**Exercise objective:**
Pull out every row below that contains the string "Italia". Case counts, so a row only matches if the string appears with the same capitalization.

Element box annotations

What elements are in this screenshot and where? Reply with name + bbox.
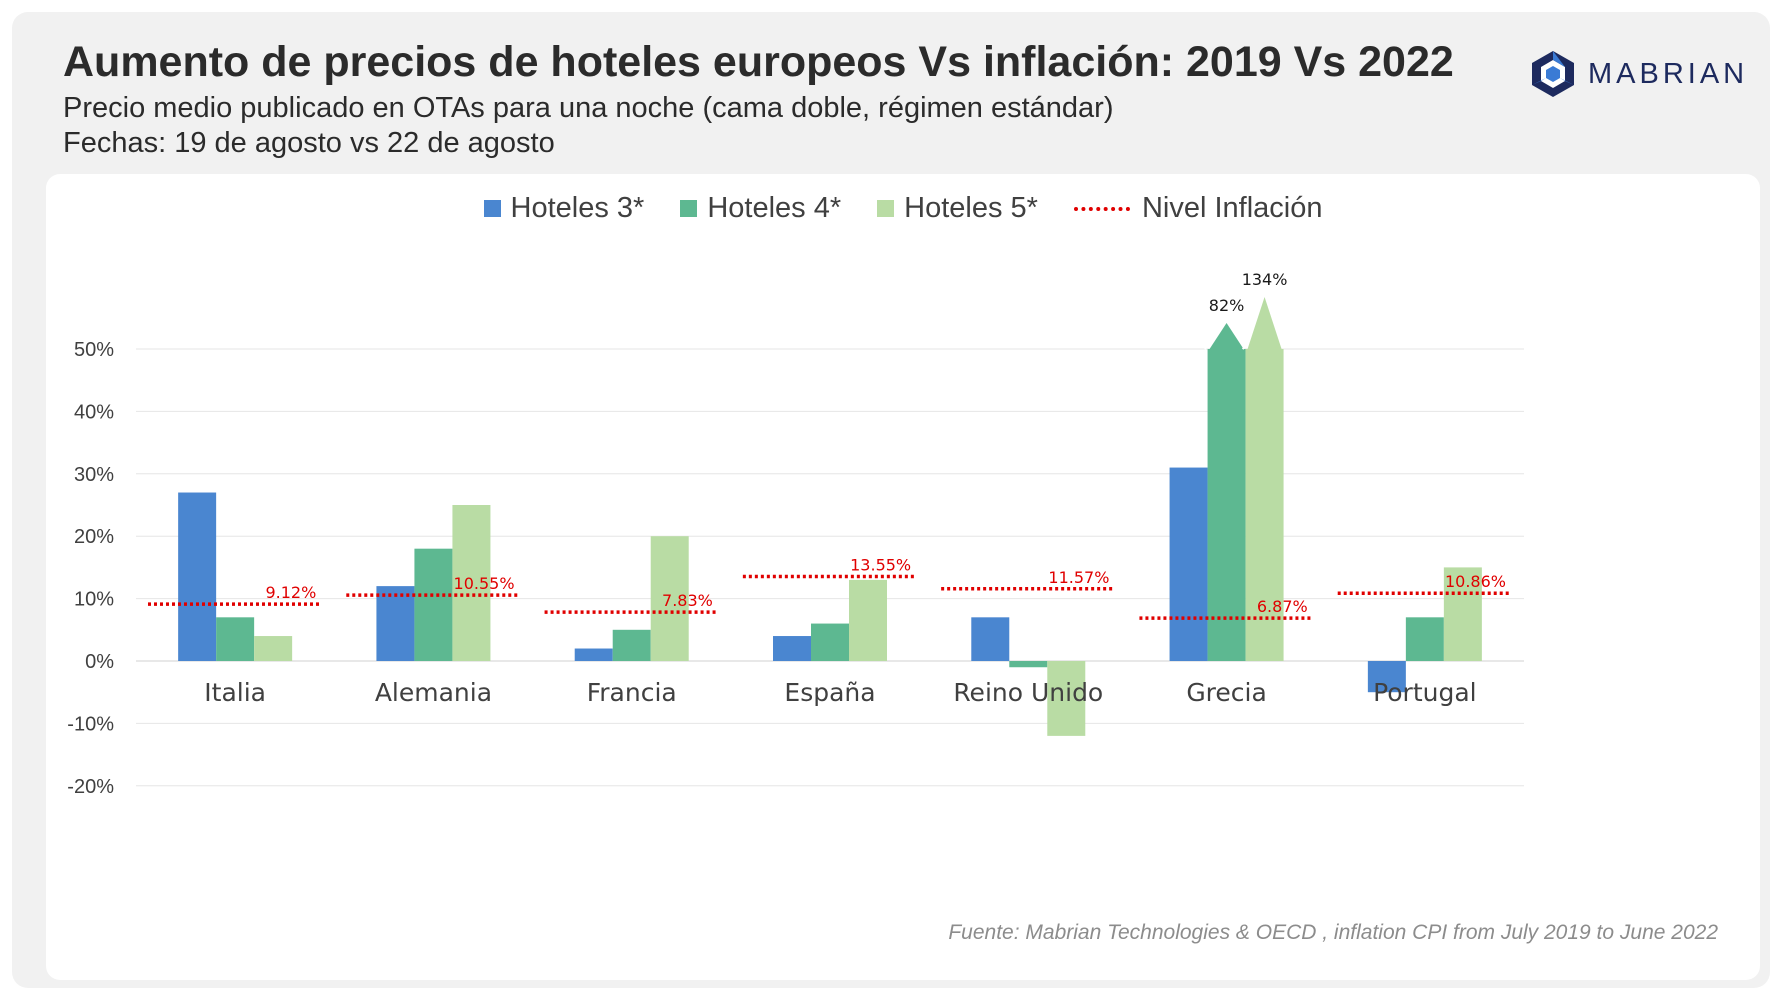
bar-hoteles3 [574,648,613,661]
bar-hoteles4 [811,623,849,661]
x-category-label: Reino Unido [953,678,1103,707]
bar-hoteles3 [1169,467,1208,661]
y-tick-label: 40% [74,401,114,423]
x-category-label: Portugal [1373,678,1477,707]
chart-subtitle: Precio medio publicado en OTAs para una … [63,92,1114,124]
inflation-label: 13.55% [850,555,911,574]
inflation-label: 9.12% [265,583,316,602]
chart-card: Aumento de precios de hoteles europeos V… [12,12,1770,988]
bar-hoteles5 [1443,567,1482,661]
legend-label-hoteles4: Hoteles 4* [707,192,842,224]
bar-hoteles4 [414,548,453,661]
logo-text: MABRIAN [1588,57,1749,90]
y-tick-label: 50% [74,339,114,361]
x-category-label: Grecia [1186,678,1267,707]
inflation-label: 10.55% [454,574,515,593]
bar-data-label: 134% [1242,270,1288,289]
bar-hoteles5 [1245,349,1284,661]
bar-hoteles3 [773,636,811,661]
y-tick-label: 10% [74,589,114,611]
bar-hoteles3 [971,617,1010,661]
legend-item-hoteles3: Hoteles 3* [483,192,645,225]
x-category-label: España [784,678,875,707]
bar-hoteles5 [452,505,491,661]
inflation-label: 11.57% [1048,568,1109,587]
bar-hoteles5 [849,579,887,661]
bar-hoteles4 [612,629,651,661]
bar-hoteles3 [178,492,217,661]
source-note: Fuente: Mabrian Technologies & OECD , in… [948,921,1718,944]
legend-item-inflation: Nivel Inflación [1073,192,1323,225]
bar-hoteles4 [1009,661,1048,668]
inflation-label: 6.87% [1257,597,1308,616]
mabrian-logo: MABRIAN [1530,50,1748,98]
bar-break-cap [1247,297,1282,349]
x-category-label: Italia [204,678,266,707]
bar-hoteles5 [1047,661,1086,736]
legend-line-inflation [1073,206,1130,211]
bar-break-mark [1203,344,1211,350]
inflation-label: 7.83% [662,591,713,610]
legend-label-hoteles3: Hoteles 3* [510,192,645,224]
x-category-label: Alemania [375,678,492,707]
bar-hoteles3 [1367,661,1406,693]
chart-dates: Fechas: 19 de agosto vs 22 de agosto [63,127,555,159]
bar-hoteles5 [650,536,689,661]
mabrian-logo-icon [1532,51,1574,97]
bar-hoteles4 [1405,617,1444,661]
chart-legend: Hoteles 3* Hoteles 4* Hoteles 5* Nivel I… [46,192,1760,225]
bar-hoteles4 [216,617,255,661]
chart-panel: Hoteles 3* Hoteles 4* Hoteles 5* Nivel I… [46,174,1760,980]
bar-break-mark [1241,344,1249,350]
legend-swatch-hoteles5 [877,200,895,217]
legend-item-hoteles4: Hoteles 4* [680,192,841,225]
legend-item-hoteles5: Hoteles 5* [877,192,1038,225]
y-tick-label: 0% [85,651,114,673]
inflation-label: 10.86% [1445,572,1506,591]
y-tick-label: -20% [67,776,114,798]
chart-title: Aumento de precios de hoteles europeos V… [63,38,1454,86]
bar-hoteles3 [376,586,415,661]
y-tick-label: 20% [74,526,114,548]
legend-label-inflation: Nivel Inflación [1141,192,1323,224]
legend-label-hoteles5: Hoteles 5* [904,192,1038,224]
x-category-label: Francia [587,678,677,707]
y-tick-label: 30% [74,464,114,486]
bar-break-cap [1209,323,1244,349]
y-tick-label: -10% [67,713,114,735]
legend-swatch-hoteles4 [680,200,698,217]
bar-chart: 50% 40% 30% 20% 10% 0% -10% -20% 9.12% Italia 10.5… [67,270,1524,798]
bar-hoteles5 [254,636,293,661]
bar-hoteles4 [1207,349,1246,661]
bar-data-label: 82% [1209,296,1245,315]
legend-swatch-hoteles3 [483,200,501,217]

**Exercise solution:**
x-category-label: Italia [204,678,266,707]
bar-chart: 50% 40% 30% 20% 10% 0% -10% -20% 9.12% Italia 10.5… [67,270,1524,798]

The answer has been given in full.